*** Rows ***

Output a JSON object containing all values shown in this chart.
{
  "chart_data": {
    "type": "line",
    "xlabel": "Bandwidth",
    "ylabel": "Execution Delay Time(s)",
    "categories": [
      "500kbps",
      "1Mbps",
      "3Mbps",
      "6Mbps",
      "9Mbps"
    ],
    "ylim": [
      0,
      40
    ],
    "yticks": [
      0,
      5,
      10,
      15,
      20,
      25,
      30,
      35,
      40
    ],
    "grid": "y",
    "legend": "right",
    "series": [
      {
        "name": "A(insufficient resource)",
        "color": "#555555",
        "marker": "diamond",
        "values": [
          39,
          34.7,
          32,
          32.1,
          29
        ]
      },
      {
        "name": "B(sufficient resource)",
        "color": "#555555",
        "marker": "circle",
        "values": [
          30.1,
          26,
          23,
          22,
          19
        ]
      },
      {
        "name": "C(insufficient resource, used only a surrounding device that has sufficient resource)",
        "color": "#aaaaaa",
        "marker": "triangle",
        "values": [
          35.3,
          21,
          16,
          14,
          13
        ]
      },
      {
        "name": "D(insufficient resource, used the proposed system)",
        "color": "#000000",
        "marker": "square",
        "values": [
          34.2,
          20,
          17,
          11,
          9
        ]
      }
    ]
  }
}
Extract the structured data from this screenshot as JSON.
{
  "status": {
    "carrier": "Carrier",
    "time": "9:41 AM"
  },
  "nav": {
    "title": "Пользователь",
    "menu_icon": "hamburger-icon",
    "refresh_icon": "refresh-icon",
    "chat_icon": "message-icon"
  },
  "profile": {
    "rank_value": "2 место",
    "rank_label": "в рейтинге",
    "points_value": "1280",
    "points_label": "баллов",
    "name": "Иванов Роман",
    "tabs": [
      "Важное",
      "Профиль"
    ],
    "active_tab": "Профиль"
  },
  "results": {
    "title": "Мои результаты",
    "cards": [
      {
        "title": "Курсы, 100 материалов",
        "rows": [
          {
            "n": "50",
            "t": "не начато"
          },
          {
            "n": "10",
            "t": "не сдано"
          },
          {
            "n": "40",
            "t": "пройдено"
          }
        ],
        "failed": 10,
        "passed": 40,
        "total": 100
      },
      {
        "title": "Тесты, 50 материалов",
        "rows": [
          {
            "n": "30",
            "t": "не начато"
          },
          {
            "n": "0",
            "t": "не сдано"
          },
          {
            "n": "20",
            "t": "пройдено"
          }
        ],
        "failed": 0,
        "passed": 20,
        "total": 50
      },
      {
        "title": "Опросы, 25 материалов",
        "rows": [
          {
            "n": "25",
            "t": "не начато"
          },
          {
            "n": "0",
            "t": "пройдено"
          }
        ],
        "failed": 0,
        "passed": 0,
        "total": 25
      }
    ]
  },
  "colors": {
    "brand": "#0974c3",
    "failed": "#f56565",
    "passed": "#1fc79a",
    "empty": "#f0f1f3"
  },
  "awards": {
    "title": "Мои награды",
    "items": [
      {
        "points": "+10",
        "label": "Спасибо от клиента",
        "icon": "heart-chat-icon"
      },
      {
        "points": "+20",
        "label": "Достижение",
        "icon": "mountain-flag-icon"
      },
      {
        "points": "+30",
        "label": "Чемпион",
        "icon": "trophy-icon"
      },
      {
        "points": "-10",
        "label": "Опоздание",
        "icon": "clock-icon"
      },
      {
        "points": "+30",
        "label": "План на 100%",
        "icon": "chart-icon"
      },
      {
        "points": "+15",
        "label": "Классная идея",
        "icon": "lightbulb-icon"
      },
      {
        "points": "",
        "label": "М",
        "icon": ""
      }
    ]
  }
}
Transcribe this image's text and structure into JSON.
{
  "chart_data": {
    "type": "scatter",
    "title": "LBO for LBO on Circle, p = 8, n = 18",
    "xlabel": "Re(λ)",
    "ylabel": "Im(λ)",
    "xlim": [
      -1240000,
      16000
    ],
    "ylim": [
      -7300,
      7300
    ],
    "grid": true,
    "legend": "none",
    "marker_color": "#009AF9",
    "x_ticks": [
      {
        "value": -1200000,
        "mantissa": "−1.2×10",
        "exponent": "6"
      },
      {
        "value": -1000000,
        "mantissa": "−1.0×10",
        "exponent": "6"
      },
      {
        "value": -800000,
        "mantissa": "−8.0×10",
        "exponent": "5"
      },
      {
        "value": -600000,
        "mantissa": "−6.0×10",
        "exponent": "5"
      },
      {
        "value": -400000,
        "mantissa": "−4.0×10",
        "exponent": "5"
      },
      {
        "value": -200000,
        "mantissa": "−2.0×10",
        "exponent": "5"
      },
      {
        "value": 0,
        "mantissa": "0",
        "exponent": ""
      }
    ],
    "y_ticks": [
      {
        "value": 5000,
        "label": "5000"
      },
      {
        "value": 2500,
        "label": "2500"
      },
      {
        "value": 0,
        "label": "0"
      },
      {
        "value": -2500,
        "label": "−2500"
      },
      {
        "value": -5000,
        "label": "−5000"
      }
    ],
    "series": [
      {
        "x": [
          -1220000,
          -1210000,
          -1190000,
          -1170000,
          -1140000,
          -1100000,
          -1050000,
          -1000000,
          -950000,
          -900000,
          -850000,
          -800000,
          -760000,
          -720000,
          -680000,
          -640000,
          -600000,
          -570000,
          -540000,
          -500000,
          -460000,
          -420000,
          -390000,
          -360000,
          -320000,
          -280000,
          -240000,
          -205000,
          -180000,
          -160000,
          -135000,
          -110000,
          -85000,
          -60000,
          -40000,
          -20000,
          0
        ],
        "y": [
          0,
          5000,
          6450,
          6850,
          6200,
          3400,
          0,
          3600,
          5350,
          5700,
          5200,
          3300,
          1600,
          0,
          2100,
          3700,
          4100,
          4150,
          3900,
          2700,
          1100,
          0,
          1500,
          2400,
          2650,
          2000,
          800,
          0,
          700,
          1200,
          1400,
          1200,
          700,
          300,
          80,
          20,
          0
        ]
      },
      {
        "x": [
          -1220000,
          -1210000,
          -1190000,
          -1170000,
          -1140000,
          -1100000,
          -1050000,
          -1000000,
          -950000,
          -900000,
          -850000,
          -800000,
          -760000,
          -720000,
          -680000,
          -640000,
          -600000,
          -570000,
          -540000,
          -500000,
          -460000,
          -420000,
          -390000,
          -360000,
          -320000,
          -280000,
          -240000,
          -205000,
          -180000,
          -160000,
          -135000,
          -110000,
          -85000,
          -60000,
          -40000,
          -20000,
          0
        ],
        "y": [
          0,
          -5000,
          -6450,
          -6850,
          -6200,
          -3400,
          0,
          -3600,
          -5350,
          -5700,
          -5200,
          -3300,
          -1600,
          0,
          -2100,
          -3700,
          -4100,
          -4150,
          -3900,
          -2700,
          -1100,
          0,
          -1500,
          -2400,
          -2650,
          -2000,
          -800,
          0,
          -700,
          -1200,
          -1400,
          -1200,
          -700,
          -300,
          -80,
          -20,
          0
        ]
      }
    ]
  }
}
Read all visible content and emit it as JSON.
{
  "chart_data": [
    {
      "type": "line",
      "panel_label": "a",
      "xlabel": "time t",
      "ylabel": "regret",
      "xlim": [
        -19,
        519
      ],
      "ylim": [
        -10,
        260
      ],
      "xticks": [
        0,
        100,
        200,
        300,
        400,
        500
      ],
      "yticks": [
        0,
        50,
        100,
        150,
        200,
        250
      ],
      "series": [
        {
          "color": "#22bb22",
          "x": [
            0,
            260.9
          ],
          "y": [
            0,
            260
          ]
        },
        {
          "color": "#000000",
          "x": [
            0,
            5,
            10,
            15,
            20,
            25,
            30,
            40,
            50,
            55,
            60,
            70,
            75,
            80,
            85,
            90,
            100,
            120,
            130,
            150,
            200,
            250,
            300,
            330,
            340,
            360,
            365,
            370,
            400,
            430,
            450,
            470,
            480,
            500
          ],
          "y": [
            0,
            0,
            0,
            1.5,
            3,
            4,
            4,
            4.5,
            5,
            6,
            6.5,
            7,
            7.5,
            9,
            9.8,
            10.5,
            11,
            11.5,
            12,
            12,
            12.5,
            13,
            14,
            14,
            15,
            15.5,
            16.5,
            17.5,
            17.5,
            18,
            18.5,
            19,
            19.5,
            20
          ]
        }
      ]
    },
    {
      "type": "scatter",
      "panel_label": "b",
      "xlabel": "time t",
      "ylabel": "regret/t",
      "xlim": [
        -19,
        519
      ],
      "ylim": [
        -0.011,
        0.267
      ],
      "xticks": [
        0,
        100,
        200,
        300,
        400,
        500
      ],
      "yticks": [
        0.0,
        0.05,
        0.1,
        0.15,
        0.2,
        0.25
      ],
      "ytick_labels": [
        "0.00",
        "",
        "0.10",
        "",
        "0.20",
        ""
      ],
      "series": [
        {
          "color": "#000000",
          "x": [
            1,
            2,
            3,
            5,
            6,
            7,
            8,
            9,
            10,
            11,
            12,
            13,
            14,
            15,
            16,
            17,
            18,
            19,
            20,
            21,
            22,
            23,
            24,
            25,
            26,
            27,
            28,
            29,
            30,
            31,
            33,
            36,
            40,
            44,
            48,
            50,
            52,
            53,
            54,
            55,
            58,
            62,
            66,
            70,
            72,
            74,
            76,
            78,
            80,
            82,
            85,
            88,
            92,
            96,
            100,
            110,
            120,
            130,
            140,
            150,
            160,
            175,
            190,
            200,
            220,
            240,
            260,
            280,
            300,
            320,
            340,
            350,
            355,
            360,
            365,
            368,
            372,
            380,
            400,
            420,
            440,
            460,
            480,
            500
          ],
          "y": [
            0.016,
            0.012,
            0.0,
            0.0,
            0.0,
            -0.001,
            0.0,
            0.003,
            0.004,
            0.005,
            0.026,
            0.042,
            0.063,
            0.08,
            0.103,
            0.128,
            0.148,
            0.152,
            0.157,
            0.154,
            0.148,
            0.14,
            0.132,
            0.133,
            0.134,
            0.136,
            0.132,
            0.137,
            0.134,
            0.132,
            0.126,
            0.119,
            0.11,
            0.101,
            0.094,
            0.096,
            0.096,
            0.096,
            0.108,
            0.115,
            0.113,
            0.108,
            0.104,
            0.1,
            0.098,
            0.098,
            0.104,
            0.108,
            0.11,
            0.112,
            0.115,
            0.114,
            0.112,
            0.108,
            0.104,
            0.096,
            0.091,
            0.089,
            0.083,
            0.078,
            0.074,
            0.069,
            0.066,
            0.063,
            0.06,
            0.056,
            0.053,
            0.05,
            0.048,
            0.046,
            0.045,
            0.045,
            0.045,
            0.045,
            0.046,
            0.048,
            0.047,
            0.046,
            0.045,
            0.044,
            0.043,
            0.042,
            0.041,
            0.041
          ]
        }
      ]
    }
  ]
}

***

### Do this
From the data above, show each line that contains "type".

### Written answer
    "type": "line",
    "type": "scatter",
      "type": "line",
      "type": "scatter",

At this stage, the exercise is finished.